— BEGIN EXERCISE MATERIALS —
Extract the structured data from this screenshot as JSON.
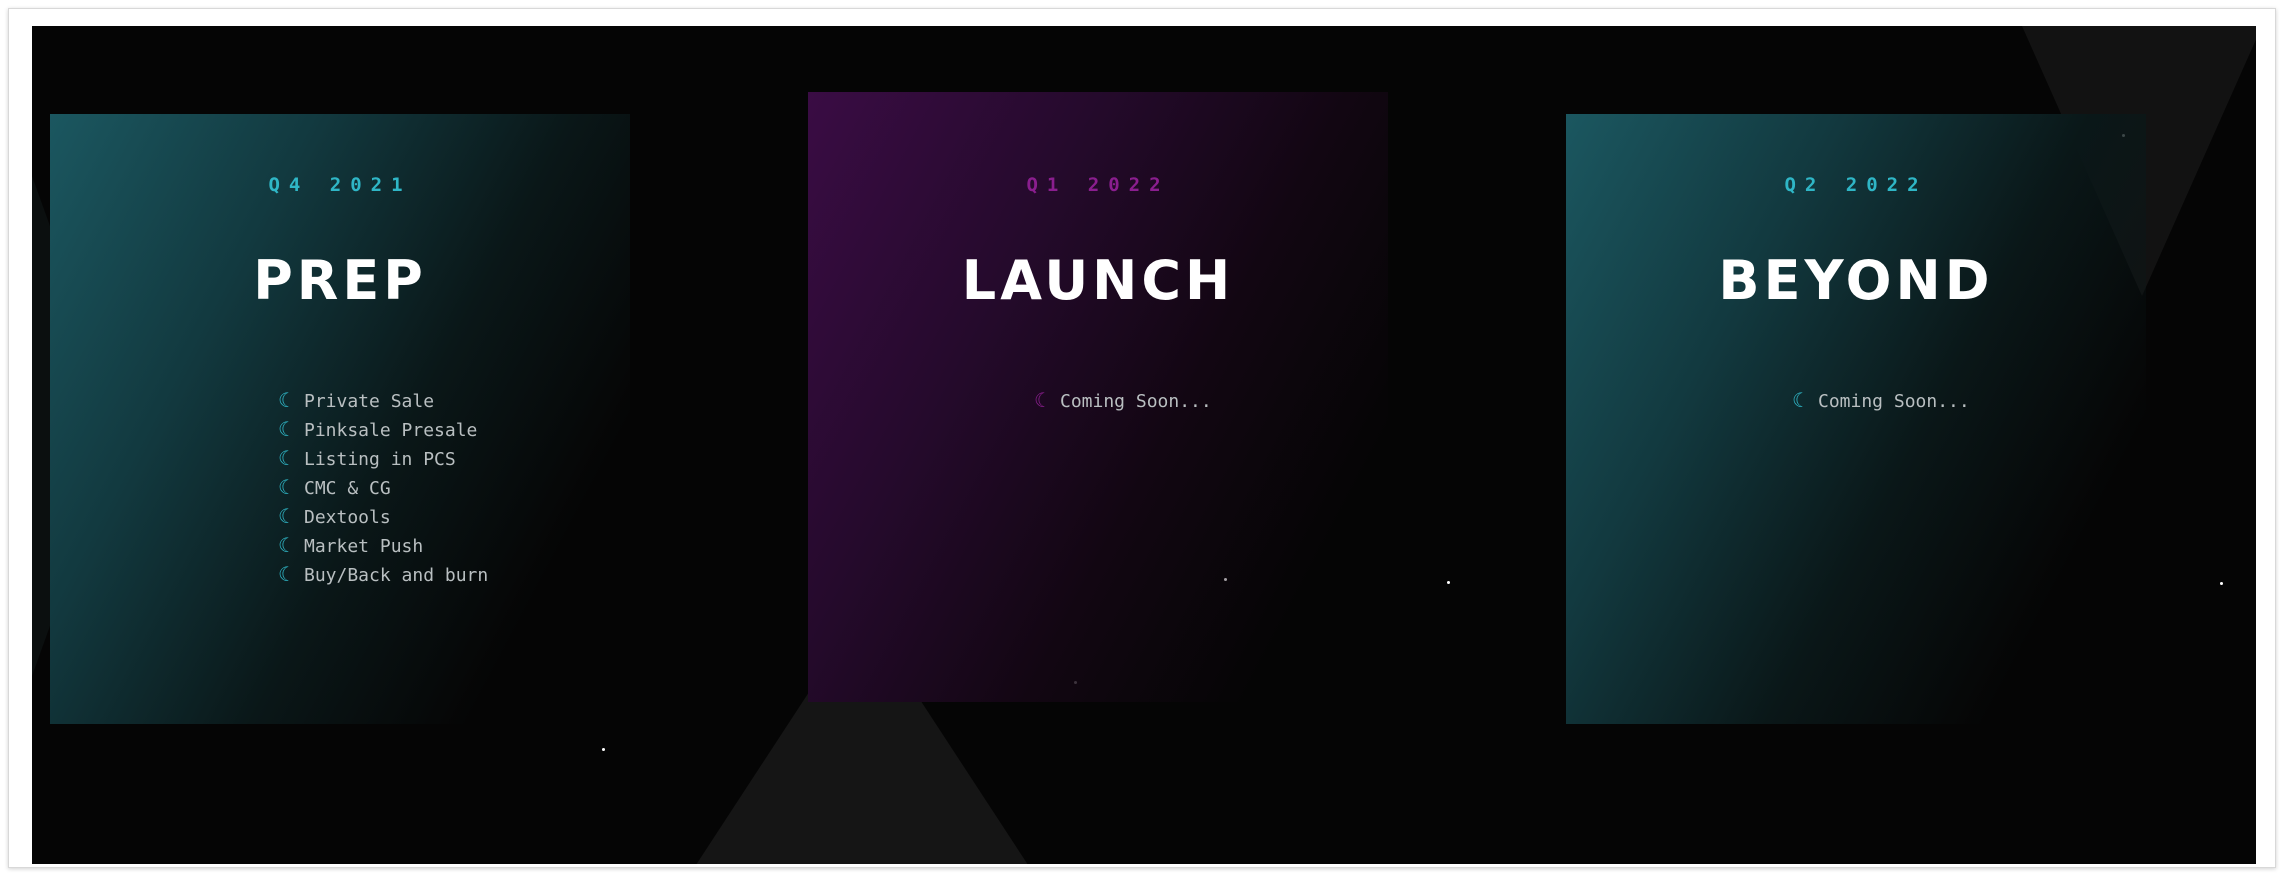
{
  "colors": {
    "background": "#050505",
    "teal_accent": "#2fb6c6",
    "purple_accent": "#8a1e8e",
    "item_text": "#b9bfc1"
  },
  "roadmap": {
    "phases": [
      {
        "quarter": "Q4 2021",
        "title": "PREP",
        "icon": "moon-icon",
        "items": [
          "Private Sale",
          "Pinksale Presale",
          "Listing in PCS",
          "CMC & CG",
          "Dextools",
          "Market Push",
          "Buy/Back and burn"
        ]
      },
      {
        "quarter": "Q1 2022",
        "title": "LAUNCH",
        "icon": "moon-icon",
        "items": [
          "Coming Soon..."
        ]
      },
      {
        "quarter": "Q2 2022",
        "title": "BEYOND",
        "icon": "moon-icon",
        "items": [
          "Coming Soon..."
        ]
      }
    ]
  }
}
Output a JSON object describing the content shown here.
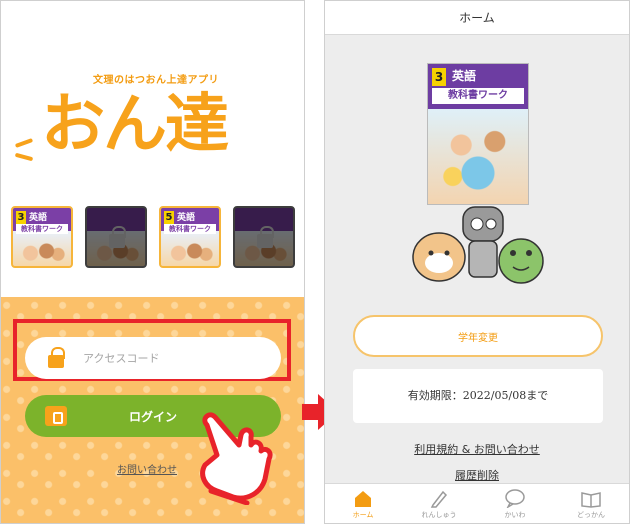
{
  "left_screen": {
    "tagline": "文理のはつおん上達アプリ",
    "logo": "おん達",
    "books": [
      {
        "grade": "3",
        "subject": "英語",
        "band": "教科書ワーク",
        "locked": false
      },
      {
        "grade": "",
        "subject": "",
        "band": "",
        "locked": true
      },
      {
        "grade": "5",
        "subject": "英語",
        "band": "教科書ワーク",
        "locked": false
      },
      {
        "grade": "",
        "subject": "",
        "band": "",
        "locked": true
      }
    ],
    "access_code": {
      "placeholder": "アクセスコード",
      "value": ""
    },
    "login_label": "ログイン",
    "contact_link": "お問い合わせ"
  },
  "right_screen": {
    "title": "ホーム",
    "book": {
      "grade": "3",
      "subject": "英語",
      "title": "教科書ワーク"
    },
    "grade_change_label": "学年変更",
    "expiry_text": "有効期限：2022/05/08まで",
    "terms_link": "利用規約 & お問い合わせ",
    "delete_link": "履歴削除",
    "tabs": [
      {
        "label": "ホーム",
        "icon": "home-icon",
        "active": true
      },
      {
        "label": "れんしゅう",
        "icon": "pencil-icon",
        "active": false
      },
      {
        "label": "かいわ",
        "icon": "chat-icon",
        "active": false
      },
      {
        "label": "どっかん",
        "icon": "book-icon",
        "active": false
      }
    ]
  },
  "colors": {
    "brand_orange": "#f7a21b",
    "login_green": "#7cb32b",
    "highlight_red": "#e8232a"
  }
}
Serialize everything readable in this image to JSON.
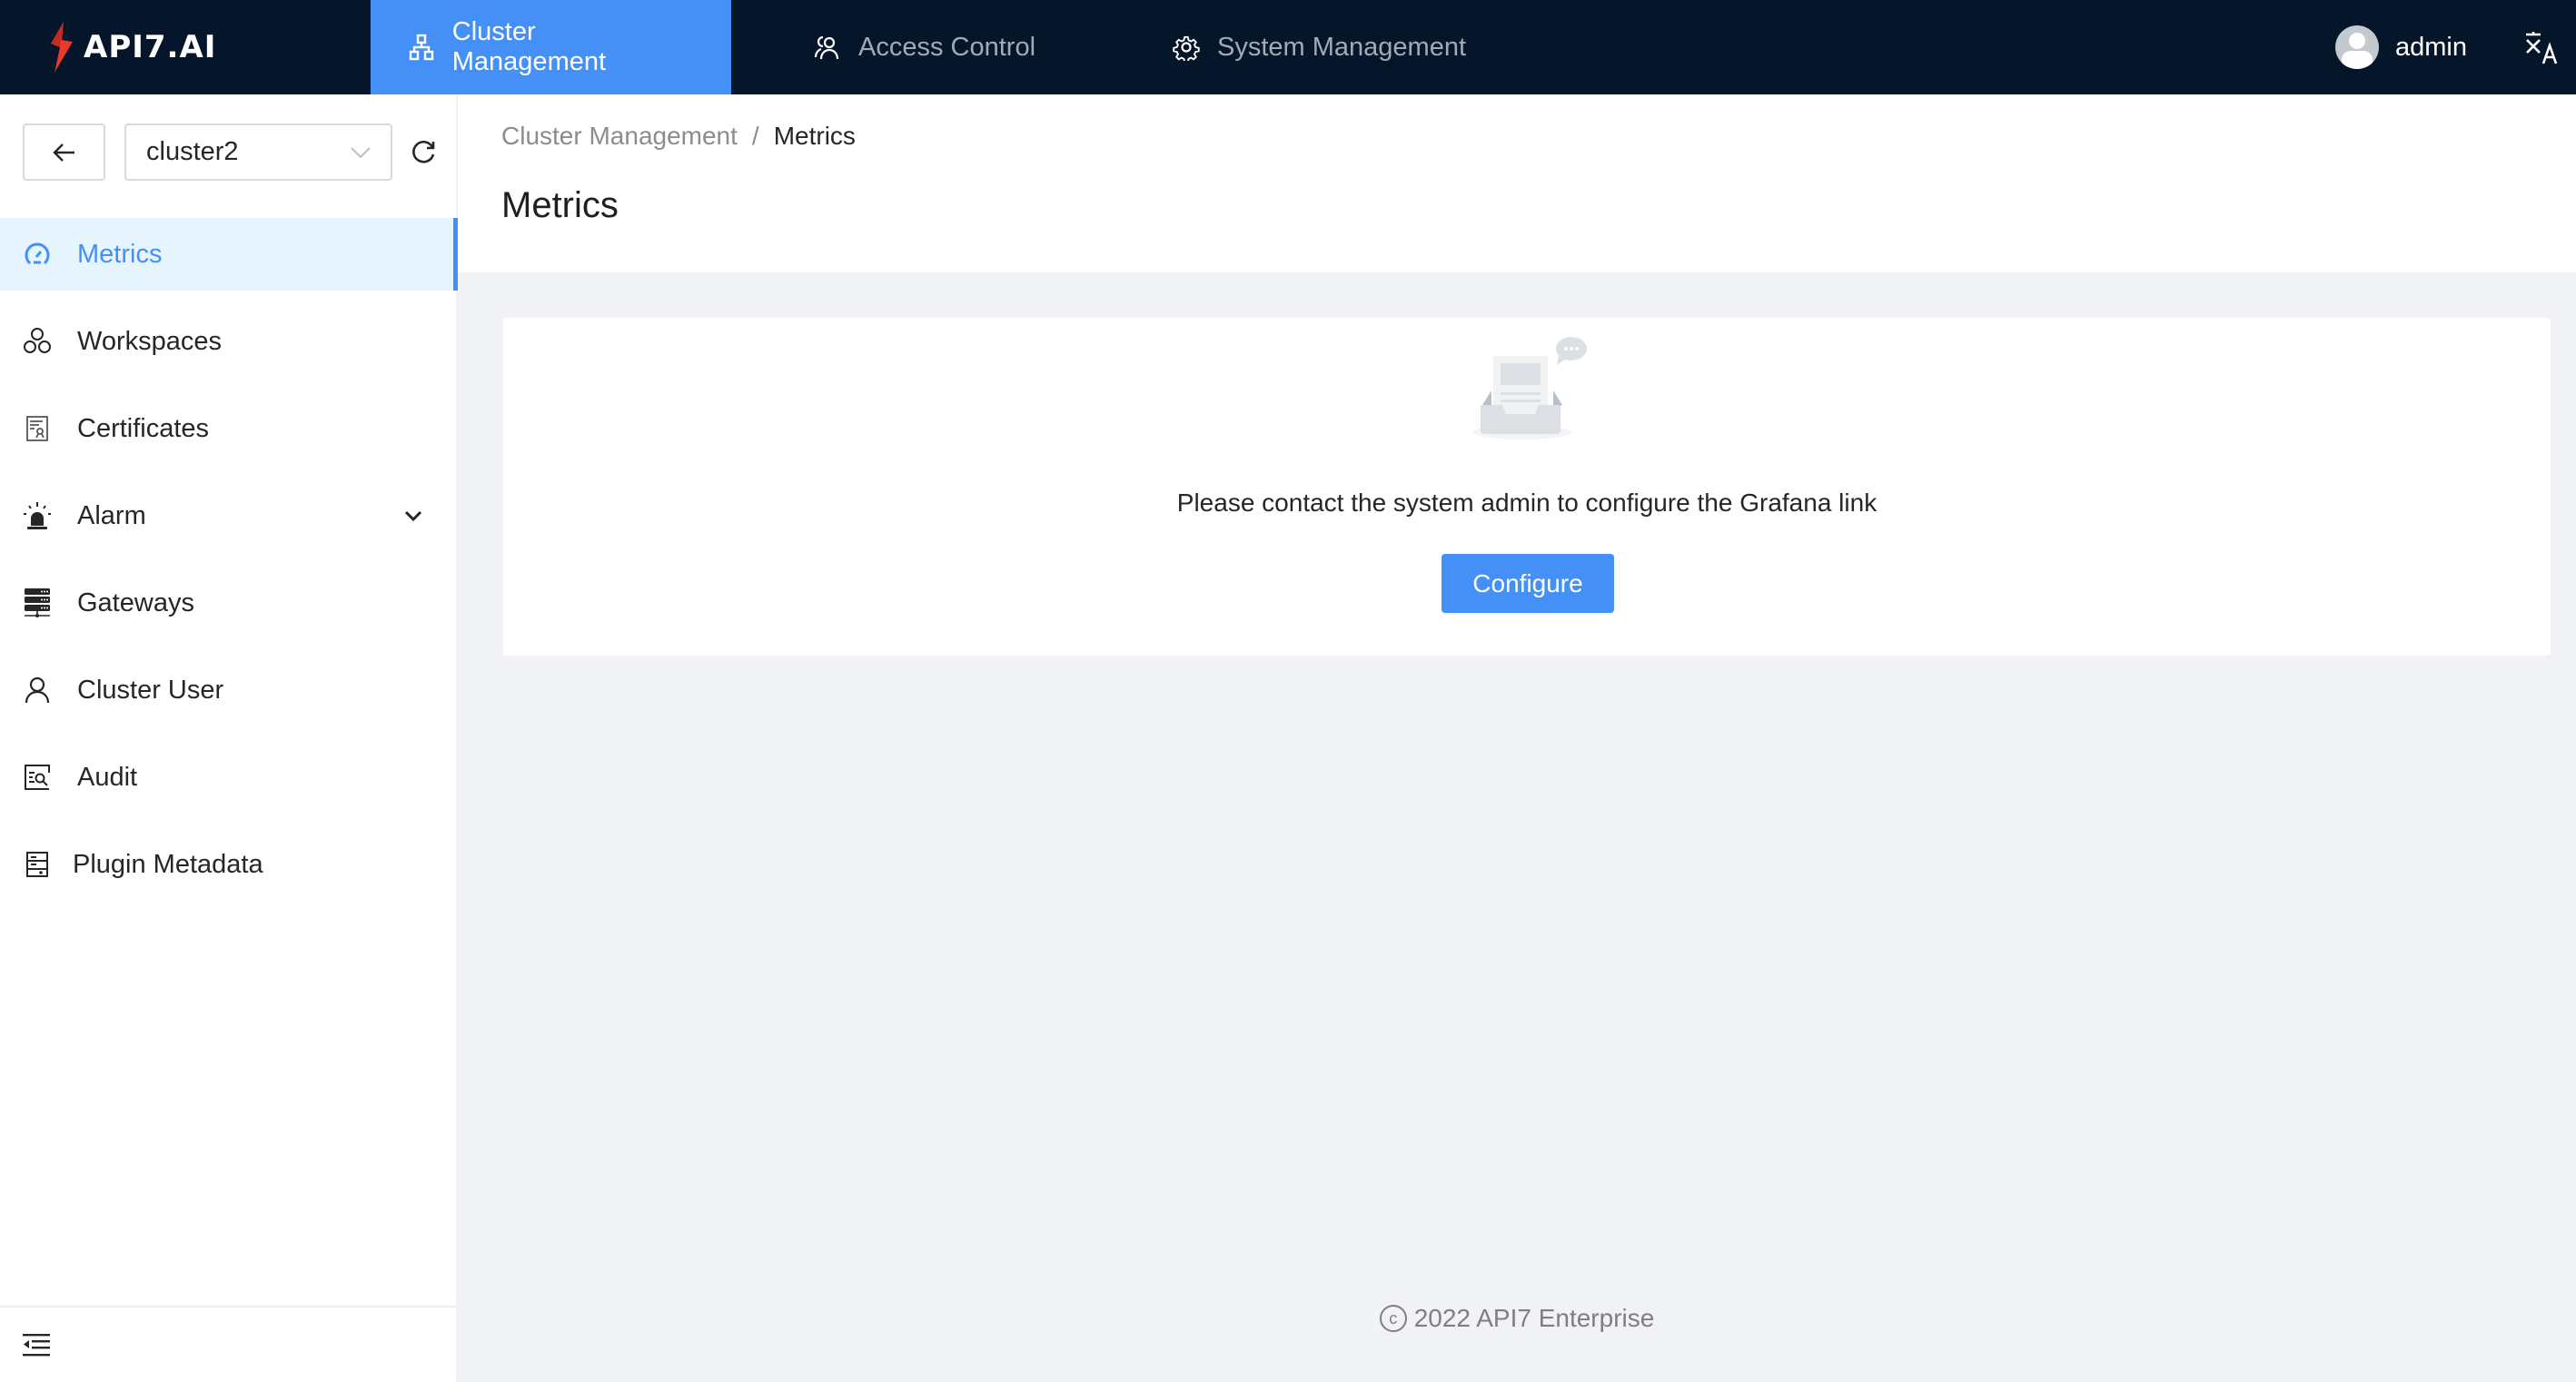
{
  "app": {
    "logo_text": "API7.AI"
  },
  "topnav": {
    "tabs": [
      {
        "label": "Cluster Management",
        "icon": "cluster-icon",
        "active": true
      },
      {
        "label": "Access Control",
        "icon": "users-icon",
        "active": false
      },
      {
        "label": "System Management",
        "icon": "gear-icon",
        "active": false
      }
    ],
    "user": {
      "name": "admin",
      "icon": "avatar-icon"
    },
    "language_icon": "translate-icon"
  },
  "sidebar": {
    "back_icon": "arrow-left-icon",
    "cluster_select": {
      "value": "cluster2",
      "icon": "chevron-down-icon"
    },
    "refresh_icon": "refresh-icon",
    "items": [
      {
        "label": "Metrics",
        "icon": "dashboard-icon",
        "active": true
      },
      {
        "label": "Workspaces",
        "icon": "workspaces-icon"
      },
      {
        "label": "Certificates",
        "icon": "certificate-icon"
      },
      {
        "label": "Alarm",
        "icon": "alarm-icon",
        "expandable": true
      },
      {
        "label": "Gateways",
        "icon": "server-icon"
      },
      {
        "label": "Cluster User",
        "icon": "user-icon"
      },
      {
        "label": "Audit",
        "icon": "audit-icon"
      },
      {
        "label": "Plugin Metadata",
        "icon": "metadata-icon"
      }
    ],
    "collapse_icon": "menu-fold-icon"
  },
  "breadcrumb": {
    "items": [
      "Cluster Management",
      "Metrics"
    ],
    "separator": "/"
  },
  "page": {
    "title": "Metrics"
  },
  "empty_state": {
    "icon": "empty-inbox-icon",
    "message": "Please contact the system admin to configure the Grafana link",
    "button_label": "Configure"
  },
  "footer": {
    "symbol": "c",
    "text": "2022 API7 Enterprise"
  },
  "colors": {
    "primary": "#4590f6",
    "nav_bg": "#05152a",
    "active_item_bg": "#e6f4fe",
    "content_bg": "#f0f2f5"
  }
}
— END EXERCISE MATERIALS —
WHAT IS EXPECTED -
Quote the material in full and exactly; do not carry over its pictures.

REPLY TO THE EXERCISE -
Extract the structured data from this screenshot as JSON.
{
  "colors": {
    "background": "#050505",
    "teal_accent": "#2fb6c6",
    "purple_accent": "#8a1e8e",
    "item_text": "#b9bfc1"
  },
  "roadmap": {
    "phases": [
      {
        "quarter": "Q4 2021",
        "title": "PREP",
        "icon": "moon-icon",
        "items": [
          "Private Sale",
          "Pinksale Presale",
          "Listing in PCS",
          "CMC & CG",
          "Dextools",
          "Market Push",
          "Buy/Back and burn"
        ]
      },
      {
        "quarter": "Q1 2022",
        "title": "LAUNCH",
        "icon": "moon-icon",
        "items": [
          "Coming Soon..."
        ]
      },
      {
        "quarter": "Q2 2022",
        "title": "BEYOND",
        "icon": "moon-icon",
        "items": [
          "Coming Soon..."
        ]
      }
    ]
  }
}
Output a JSON object describing the content shown here.
{
  "left_screen": {
    "tagline": "文理のはつおん上達アプリ",
    "logo": "おん達",
    "books": [
      {
        "grade": "3",
        "subject": "英語",
        "band": "教科書ワーク",
        "locked": false
      },
      {
        "grade": "",
        "subject": "",
        "band": "",
        "locked": true
      },
      {
        "grade": "5",
        "subject": "英語",
        "band": "教科書ワーク",
        "locked": false
      },
      {
        "grade": "",
        "subject": "",
        "band": "",
        "locked": true
      }
    ],
    "access_code": {
      "placeholder": "アクセスコード",
      "value": ""
    },
    "login_label": "ログイン",
    "contact_link": "お問い合わせ"
  },
  "right_screen": {
    "title": "ホーム",
    "book": {
      "grade": "3",
      "subject": "英語",
      "title": "教科書ワーク"
    },
    "grade_change_label": "学年変更",
    "expiry_text": "有効期限：2022/05/08まで",
    "terms_link": "利用規約 & お問い合わせ",
    "delete_link": "履歴削除",
    "tabs": [
      {
        "label": "ホーム",
        "icon": "home-icon",
        "active": true
      },
      {
        "label": "れんしゅう",
        "icon": "pencil-icon",
        "active": false
      },
      {
        "label": "かいわ",
        "icon": "chat-icon",
        "active": false
      },
      {
        "label": "どっかん",
        "icon": "book-icon",
        "active": false
      }
    ]
  },
  "colors": {
    "brand_orange": "#f7a21b",
    "login_green": "#7cb32b",
    "highlight_red": "#e8232a"
  }
}
Serialize everything readable in this image to JSON.
{
  "app": {
    "logo_text": "API7.AI"
  },
  "topnav": {
    "tabs": [
      {
        "label": "Cluster Management",
        "icon": "cluster-icon",
        "active": true
      },
      {
        "label": "Access Control",
        "icon": "users-icon",
        "active": false
      },
      {
        "label": "System Management",
        "icon": "gear-icon",
        "active": false
      }
    ],
    "user": {
      "name": "admin",
      "icon": "avatar-icon"
    },
    "language_icon": "translate-icon"
  },
  "sidebar": {
    "back_icon": "arrow-left-icon",
    "cluster_select": {
      "value": "cluster2",
      "icon": "chevron-down-icon"
    },
    "refresh_icon": "refresh-icon",
    "items": [
      {
        "label": "Metrics",
        "icon": "dashboard-icon",
        "active": true
      },
      {
        "label": "Workspaces",
        "icon": "workspaces-icon"
      },
      {
        "label": "Certificates",
        "icon": "certificate-icon"
      },
      {
        "label": "Alarm",
        "icon": "alarm-icon",
        "expandable": true
      },
      {
        "label": "Gateways",
        "icon": "server-icon"
      },
      {
        "label": "Cluster User",
        "icon": "user-icon"
      },
      {
        "label": "Audit",
        "icon": "audit-icon"
      },
      {
        "label": "Plugin Metadata",
        "icon": "metadata-icon"
      }
    ],
    "collapse_icon": "menu-fold-icon"
  },
  "breadcrumb": {
    "items": [
      "Cluster Management",
      "Metrics"
    ],
    "separator": "/"
  },
  "page": {
    "title": "Metrics"
  },
  "empty_state": {
    "icon": "empty-inbox-icon",
    "message": "Please contact the system admin to configure the Grafana link",
    "button_label": "Configure"
  },
  "footer": {
    "symbol": "c",
    "text": "2022 API7 Enterprise"
  },
  "colors": {
    "primary": "#4590f6",
    "nav_bg": "#05152a",
    "active_item_bg": "#e6f4fe",
    "content_bg": "#f0f2f5"
  }
}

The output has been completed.